▸ **Saved data entries**:
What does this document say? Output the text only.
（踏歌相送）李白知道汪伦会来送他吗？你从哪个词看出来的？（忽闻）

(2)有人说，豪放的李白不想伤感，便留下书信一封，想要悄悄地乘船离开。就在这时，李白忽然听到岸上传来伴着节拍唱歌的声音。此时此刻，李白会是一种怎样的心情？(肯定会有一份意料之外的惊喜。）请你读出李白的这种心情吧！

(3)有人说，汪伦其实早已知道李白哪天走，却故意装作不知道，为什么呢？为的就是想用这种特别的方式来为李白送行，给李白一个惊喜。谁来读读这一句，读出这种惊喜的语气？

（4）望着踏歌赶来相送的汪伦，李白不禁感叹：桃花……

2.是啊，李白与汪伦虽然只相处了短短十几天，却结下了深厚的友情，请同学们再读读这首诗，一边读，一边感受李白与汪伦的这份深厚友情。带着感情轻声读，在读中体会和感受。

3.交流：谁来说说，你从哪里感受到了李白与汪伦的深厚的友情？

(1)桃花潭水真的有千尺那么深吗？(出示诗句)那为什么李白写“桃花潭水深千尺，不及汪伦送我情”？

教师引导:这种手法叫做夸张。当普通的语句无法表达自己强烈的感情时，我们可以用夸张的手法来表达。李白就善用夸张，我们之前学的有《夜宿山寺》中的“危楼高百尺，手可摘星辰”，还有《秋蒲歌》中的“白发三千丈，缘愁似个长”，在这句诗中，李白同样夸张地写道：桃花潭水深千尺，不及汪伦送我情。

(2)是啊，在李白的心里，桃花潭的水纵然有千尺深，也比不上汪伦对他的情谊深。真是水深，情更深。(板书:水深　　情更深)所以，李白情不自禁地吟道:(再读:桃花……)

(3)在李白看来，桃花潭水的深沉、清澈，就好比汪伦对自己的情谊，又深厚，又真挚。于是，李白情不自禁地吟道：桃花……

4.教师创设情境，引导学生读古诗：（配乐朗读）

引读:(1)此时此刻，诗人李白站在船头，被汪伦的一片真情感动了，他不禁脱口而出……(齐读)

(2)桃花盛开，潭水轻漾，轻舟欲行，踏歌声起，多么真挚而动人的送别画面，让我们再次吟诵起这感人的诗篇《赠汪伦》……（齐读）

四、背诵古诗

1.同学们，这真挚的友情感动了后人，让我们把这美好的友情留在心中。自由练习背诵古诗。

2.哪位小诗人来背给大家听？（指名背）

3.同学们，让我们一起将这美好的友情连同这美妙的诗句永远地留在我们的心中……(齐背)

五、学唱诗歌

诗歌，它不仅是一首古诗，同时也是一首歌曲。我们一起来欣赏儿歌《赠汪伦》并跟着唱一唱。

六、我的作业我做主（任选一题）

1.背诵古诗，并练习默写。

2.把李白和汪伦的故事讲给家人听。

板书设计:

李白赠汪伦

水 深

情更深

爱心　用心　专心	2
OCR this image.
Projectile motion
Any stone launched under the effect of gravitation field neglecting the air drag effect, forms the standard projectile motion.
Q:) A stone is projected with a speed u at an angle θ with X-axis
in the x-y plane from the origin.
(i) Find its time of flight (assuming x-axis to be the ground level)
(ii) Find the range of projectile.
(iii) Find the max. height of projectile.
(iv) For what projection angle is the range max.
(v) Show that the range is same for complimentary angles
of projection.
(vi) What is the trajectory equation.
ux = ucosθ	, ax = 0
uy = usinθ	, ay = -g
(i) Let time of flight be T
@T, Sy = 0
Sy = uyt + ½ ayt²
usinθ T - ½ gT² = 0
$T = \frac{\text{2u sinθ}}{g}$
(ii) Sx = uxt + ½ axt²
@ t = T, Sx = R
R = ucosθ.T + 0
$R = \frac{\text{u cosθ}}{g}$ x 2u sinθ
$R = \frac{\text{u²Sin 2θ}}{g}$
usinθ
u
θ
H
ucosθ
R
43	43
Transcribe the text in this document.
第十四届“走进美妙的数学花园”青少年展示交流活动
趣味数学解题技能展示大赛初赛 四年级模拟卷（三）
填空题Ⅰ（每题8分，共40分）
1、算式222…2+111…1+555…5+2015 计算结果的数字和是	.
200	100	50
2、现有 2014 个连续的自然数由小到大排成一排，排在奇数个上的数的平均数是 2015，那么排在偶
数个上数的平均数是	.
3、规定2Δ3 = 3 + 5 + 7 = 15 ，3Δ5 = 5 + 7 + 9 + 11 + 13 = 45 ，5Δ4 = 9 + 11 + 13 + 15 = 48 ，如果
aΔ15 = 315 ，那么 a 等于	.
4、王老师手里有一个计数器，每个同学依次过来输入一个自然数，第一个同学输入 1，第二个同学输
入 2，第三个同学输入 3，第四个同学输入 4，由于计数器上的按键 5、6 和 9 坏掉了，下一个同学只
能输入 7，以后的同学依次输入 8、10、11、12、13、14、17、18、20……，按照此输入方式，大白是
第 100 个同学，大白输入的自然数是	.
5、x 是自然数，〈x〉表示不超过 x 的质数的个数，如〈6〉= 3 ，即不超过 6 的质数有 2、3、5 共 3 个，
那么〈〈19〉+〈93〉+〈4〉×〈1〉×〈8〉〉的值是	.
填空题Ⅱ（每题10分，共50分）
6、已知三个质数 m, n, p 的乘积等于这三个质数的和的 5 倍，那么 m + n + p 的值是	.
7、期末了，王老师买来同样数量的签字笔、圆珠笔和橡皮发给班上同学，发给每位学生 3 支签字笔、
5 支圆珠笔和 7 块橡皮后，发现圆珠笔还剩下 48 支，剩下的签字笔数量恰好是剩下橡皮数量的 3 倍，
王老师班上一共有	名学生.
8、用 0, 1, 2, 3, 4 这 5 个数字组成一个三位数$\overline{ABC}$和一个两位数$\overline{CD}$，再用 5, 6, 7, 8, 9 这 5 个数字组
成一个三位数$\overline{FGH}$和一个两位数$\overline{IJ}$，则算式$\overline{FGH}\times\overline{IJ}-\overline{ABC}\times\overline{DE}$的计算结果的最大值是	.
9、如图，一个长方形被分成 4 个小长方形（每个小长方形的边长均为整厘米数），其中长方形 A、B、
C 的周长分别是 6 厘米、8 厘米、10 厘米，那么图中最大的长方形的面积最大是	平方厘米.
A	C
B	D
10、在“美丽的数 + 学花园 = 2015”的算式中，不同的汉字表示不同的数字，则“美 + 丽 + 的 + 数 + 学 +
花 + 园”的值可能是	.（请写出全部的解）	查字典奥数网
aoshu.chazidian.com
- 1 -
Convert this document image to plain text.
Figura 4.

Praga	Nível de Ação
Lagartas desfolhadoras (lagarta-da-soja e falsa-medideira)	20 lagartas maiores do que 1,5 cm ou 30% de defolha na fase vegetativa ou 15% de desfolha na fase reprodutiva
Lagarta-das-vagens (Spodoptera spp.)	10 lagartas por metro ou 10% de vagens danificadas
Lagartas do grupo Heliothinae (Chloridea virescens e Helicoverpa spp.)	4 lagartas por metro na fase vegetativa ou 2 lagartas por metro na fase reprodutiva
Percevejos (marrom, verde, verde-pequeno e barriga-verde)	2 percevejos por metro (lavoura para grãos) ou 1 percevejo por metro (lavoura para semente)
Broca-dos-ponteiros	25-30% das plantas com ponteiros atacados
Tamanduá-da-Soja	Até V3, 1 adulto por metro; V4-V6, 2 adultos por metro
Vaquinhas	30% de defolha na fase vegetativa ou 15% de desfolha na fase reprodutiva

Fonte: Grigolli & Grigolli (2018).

▸ **Aim**: All of the entries must be written out exactly as they stand.

▸ **Task solution**:
What does this document say? Output the text only.
（踏歌相送）李白知道汪伦会来送他吗？你从哪个词看出来的？（忽闻）

(2)有人说，豪放的李白不想伤感，便留下书信一封，想要悄悄地乘船离开。就在这时，李白忽然听到岸上传来伴着节拍唱歌的声音。此时此刻，李白会是一种怎样的心情？(肯定会有一份意料之外的惊喜。）请你读出李白的这种心情吧！

(3)有人说，汪伦其实早已知道李白哪天走，却故意装作不知道，为什么呢？为的就是想用这种特别的方式来为李白送行，给李白一个惊喜。谁来读读这一句，读出这种惊喜的语气？

（4）望着踏歌赶来相送的汪伦，李白不禁感叹：桃花……

2.是啊，李白与汪伦虽然只相处了短短十几天，却结下了深厚的友情，请同学们再读读这首诗，一边读，一边感受李白与汪伦的这份深厚友情。带着感情轻声读，在读中体会和感受。

3.交流：谁来说说，你从哪里感受到了李白与汪伦的深厚的友情？

(1)桃花潭水真的有千尺那么深吗？(出示诗句)那为什么李白写“桃花潭水深千尺，不及汪伦送我情”？

教师引导:这种手法叫做夸张。当普通的语句无法表达自己强烈的感情时，我们可以用夸张的手法来表达。李白就善用夸张，我们之前学的有《夜宿山寺》中的“危楼高百尺，手可摘星辰”，还有《秋蒲歌》中的“白发三千丈，缘愁似个长”，在这句诗中，李白同样夸张地写道：桃花潭水深千尺，不及汪伦送我情。

(2)是啊，在李白的心里，桃花潭的水纵然有千尺深，也比不上汪伦对他的情谊深。真是水深，情更深。(板书:水深　　情更深)所以，李白情不自禁地吟道:(再读:桃花……)

(3)在李白看来，桃花潭水的深沉、清澈，就好比汪伦对自己的情谊，又深厚，又真挚。于是，李白情不自禁地吟道：桃花……

4.教师创设情境，引导学生读古诗：（配乐朗读）

引读:(1)此时此刻，诗人李白站在船头，被汪伦的一片真情感动了，他不禁脱口而出……(齐读)

(2)桃花盛开，潭水轻漾，轻舟欲行，踏歌声起，多么真挚而动人的送别画面，让我们再次吟诵起这感人的诗篇《赠汪伦》……（齐读）

四、背诵古诗

1.同学们，这真挚的友情感动了后人，让我们把这美好的友情留在心中。自由练习背诵古诗。

2.哪位小诗人来背给大家听？（指名背）

3.同学们，让我们一起将这美好的友情连同这美妙的诗句永远地留在我们的心中……(齐背)

五、学唱诗歌

诗歌，它不仅是一首古诗，同时也是一首歌曲。我们一起来欣赏儿歌《赠汪伦》并跟着唱一唱。

六、我的作业我做主（任选一题）

1.背诵古诗，并练习默写。

2.把李白和汪伦的故事讲给家人听。

板书设计:

李白赠汪伦

水 深

情更深

爱心　用心　专心	2
OCR this image.
Projectile motion
Any stone launched under the effect of gravitation field neglecting the air drag effect, forms the standard projectile motion.
Q:) A stone is projected with a speed u at an angle θ with X-axis
in the x-y plane from the origin.
(i) Find its time of flight (assuming x-axis to be the ground level)
(ii) Find the range of projectile.
(iii) Find the max. height of projectile.
(iv) For what projection angle is the range max.
(v) Show that the range is same for complimentary angles
of projection.
(vi) What is the trajectory equation.
ux = ucosθ	, ax = 0
uy = usinθ	, ay = -g
(i) Let time of flight be T
@T, Sy = 0
Sy = uyt + ½ ayt²
usinθ T - ½ gT² = 0
$T = \frac{\text{2u sinθ}}{g}$
(ii) Sx = uxt + ½ axt²
@ t = T, Sx = R
R = ucosθ.T + 0
$R = \frac{\text{u cosθ}}{g}$ x 2u sinθ
$R = \frac{\text{u²Sin 2θ}}{g}$
usinθ
u
θ
H
ucosθ
R
43	43
Transcribe the text in this document.
第十四届“走进美妙的数学花园”青少年展示交流活动
趣味数学解题技能展示大赛初赛 四年级模拟卷（三）
填空题Ⅰ（每题8分，共40分）
1、算式222…2+111…1+555…5+2015 计算结果的数字和是	.
200	100	50
2、现有 2014 个连续的自然数由小到大排成一排，排在奇数个上的数的平均数是 2015，那么排在偶
数个上数的平均数是	.
3、规定2Δ3 = 3 + 5 + 7 = 15 ，3Δ5 = 5 + 7 + 9 + 11 + 13 = 45 ，5Δ4 = 9 + 11 + 13 + 15 = 48 ，如果
aΔ15 = 315 ，那么 a 等于	.
4、王老师手里有一个计数器，每个同学依次过来输入一个自然数，第一个同学输入 1，第二个同学输
入 2，第三个同学输入 3，第四个同学输入 4，由于计数器上的按键 5、6 和 9 坏掉了，下一个同学只
能输入 7，以后的同学依次输入 8、10、11、12、13、14、17、18、20……，按照此输入方式，大白是
第 100 个同学，大白输入的自然数是	.
5、x 是自然数，〈x〉表示不超过 x 的质数的个数，如〈6〉= 3 ，即不超过 6 的质数有 2、3、5 共 3 个，
那么〈〈19〉+〈93〉+〈4〉×〈1〉×〈8〉〉的值是	.
填空题Ⅱ（每题10分，共50分）
6、已知三个质数 m, n, p 的乘积等于这三个质数的和的 5 倍，那么 m + n + p 的值是	.
7、期末了，王老师买来同样数量的签字笔、圆珠笔和橡皮发给班上同学，发给每位学生 3 支签字笔、
5 支圆珠笔和 7 块橡皮后，发现圆珠笔还剩下 48 支，剩下的签字笔数量恰好是剩下橡皮数量的 3 倍，
王老师班上一共有	名学生.
8、用 0, 1, 2, 3, 4 这 5 个数字组成一个三位数$\overline{ABC}$和一个两位数$\overline{CD}$，再用 5, 6, 7, 8, 9 这 5 个数字组
成一个三位数$\overline{FGH}$和一个两位数$\overline{IJ}$，则算式$\overline{FGH}\times\overline{IJ}-\overline{ABC}\times\overline{DE}$的计算结果的最大值是	.
9、如图，一个长方形被分成 4 个小长方形（每个小长方形的边长均为整厘米数），其中长方形 A、B、
C 的周长分别是 6 厘米、8 厘米、10 厘米，那么图中最大的长方形的面积最大是	平方厘米.
A	C
B	D
10、在“美丽的数 + 学花园 = 2015”的算式中，不同的汉字表示不同的数字，则“美 + 丽 + 的 + 数 + 学 +
花 + 园”的值可能是	.（请写出全部的解）	查字典奥数网
aoshu.chazidian.com
- 1 -
Convert this document image to plain text.
Figura 4.

Praga	Nível de Ação
Lagartas desfolhadoras (lagarta-da-soja e falsa-medideira)	20 lagartas maiores do que 1,5 cm ou 30% de defolha na fase vegetativa ou 15% de desfolha na fase reprodutiva
Lagarta-das-vagens (Spodoptera spp.)	10 lagartas por metro ou 10% de vagens danificadas
Lagartas do grupo Heliothinae (Chloridea virescens e Helicoverpa spp.)	4 lagartas por metro na fase vegetativa ou 2 lagartas por metro na fase reprodutiva
Percevejos (marrom, verde, verde-pequeno e barriga-verde)	2 percevejos por metro (lavoura para grãos) ou 1 percevejo por metro (lavoura para semente)
Broca-dos-ponteiros	25-30% das plantas com ponteiros atacados
Tamanduá-da-Soja	Até V3, 1 adulto por metro; V4-V6, 2 adultos por metro
Vaquinhas	30% de defolha na fase vegetativa ou 15% de desfolha na fase reprodutiva

Fonte: Grigolli & Grigolli (2018).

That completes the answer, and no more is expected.